┌──
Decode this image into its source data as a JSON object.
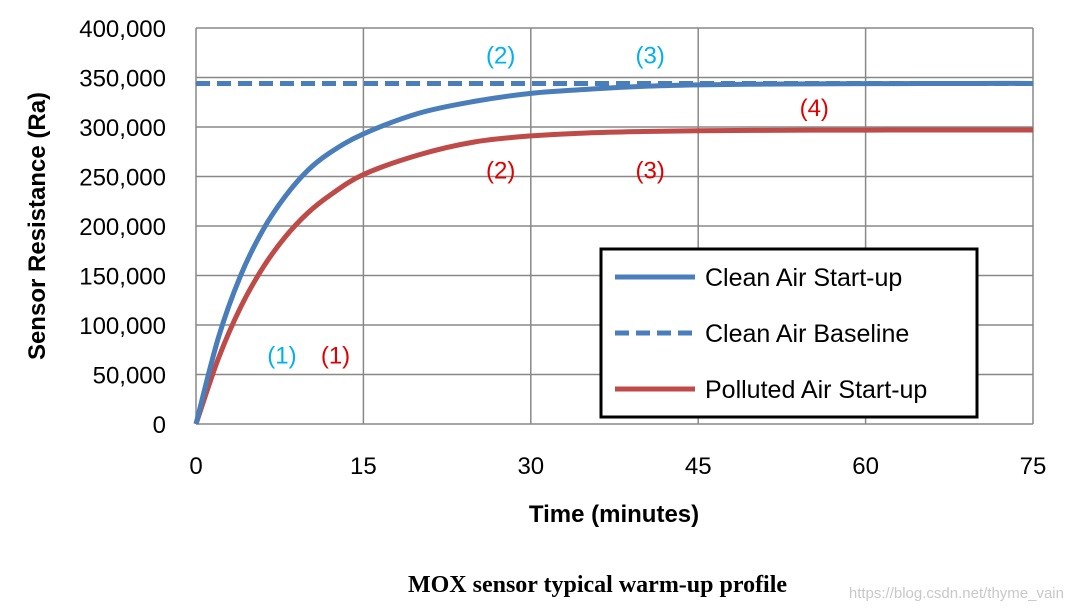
{
  "chart_data": {
    "type": "line",
    "title": "MOX sensor typical warm-up profile",
    "xlabel": "Time (minutes)",
    "ylabel": "Sensor Resistance (Ra)",
    "xlim": [
      0,
      75
    ],
    "ylim": [
      0,
      400000
    ],
    "xticks": [
      0,
      15,
      30,
      45,
      60,
      75
    ],
    "xtick_labels": [
      "0",
      "15",
      "30",
      "45",
      "60",
      "75"
    ],
    "yticks": [
      0,
      50000,
      100000,
      150000,
      200000,
      250000,
      300000,
      350000,
      400000
    ],
    "ytick_labels": [
      "0",
      "50,000",
      "100,000",
      "150,000",
      "200,000",
      "250,000",
      "300,000",
      "350,000",
      "400,000"
    ],
    "grid": true,
    "legend_position": "lower-right",
    "series": [
      {
        "name": "Clean Air Start-up",
        "color": "#4a7ebb",
        "style": "solid",
        "x": [
          0,
          2,
          4,
          6,
          8,
          10,
          12,
          15,
          20,
          25,
          30,
          35,
          40,
          45,
          50,
          55,
          60,
          65,
          70,
          75
        ],
        "y": [
          0,
          87000,
          150000,
          196000,
          230000,
          256000,
          274000,
          293000,
          314000,
          326000,
          334000,
          338000,
          341000,
          342500,
          343200,
          343600,
          343800,
          343900,
          344000,
          344000
        ]
      },
      {
        "name": "Clean Air Baseline",
        "color": "#4a7ebb",
        "style": "dashed",
        "x": [
          0,
          75
        ],
        "y": [
          344000,
          344000
        ]
      },
      {
        "name": "Polluted Air Start-up",
        "color": "#be4b48",
        "style": "solid",
        "x": [
          0,
          2,
          4,
          6,
          8,
          10,
          12,
          15,
          20,
          25,
          30,
          35,
          40,
          45,
          50,
          55,
          60,
          65,
          70,
          75
        ],
        "y": [
          0,
          66000,
          118000,
          158000,
          189000,
          213000,
          231000,
          252000,
          272000,
          285000,
          291000,
          294000,
          295500,
          296200,
          296600,
          296800,
          296900,
          297000,
          297000,
          297000
        ]
      }
    ],
    "annotations": [
      {
        "text": "(1)",
        "x": 7.7,
        "y": 70000,
        "color": "#00b0f0"
      },
      {
        "text": "(1)",
        "x": 12.5,
        "y": 70000,
        "color": "#e00000"
      },
      {
        "text": "(2)",
        "x": 27.3,
        "y": 373000,
        "color": "#00b0f0"
      },
      {
        "text": "(3)",
        "x": 40.7,
        "y": 373000,
        "color": "#00b0f0"
      },
      {
        "text": "(4)",
        "x": 55.4,
        "y": 320000,
        "color": "#e00000"
      },
      {
        "text": "(2)",
        "x": 27.3,
        "y": 257000,
        "color": "#e00000"
      },
      {
        "text": "(3)",
        "x": 40.7,
        "y": 257000,
        "color": "#e00000"
      }
    ]
  },
  "watermark": "https://blog.csdn.net/thyme_vain"
}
└──
## Short exercise
Return each line of the data that contains the string "name".

## Result below
        "name": "Clean Air Start-up",
        "name": "Clean Air Baseline",
        "name": "Polluted Air Start-up",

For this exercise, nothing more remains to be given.